Stated problem: Determine how many lines include the word "between", then give that number and nothing more.

Material for the task:
'''

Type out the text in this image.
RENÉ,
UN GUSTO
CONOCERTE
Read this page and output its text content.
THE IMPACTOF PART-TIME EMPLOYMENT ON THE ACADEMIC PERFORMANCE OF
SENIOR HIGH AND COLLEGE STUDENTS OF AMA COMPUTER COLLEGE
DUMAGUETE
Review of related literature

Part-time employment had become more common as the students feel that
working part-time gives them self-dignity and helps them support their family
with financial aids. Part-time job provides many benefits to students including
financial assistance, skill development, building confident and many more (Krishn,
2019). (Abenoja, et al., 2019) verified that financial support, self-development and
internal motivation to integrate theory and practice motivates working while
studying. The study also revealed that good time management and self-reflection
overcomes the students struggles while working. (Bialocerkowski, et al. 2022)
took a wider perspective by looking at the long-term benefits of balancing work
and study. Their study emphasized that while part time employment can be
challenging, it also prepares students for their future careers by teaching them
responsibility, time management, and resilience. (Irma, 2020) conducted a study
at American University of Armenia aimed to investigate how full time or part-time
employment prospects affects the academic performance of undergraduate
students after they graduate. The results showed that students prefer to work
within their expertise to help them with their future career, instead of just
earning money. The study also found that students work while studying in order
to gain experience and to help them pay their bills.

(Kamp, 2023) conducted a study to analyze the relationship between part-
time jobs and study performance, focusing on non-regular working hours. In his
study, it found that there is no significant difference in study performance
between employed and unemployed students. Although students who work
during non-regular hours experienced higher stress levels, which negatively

'''

In response: 2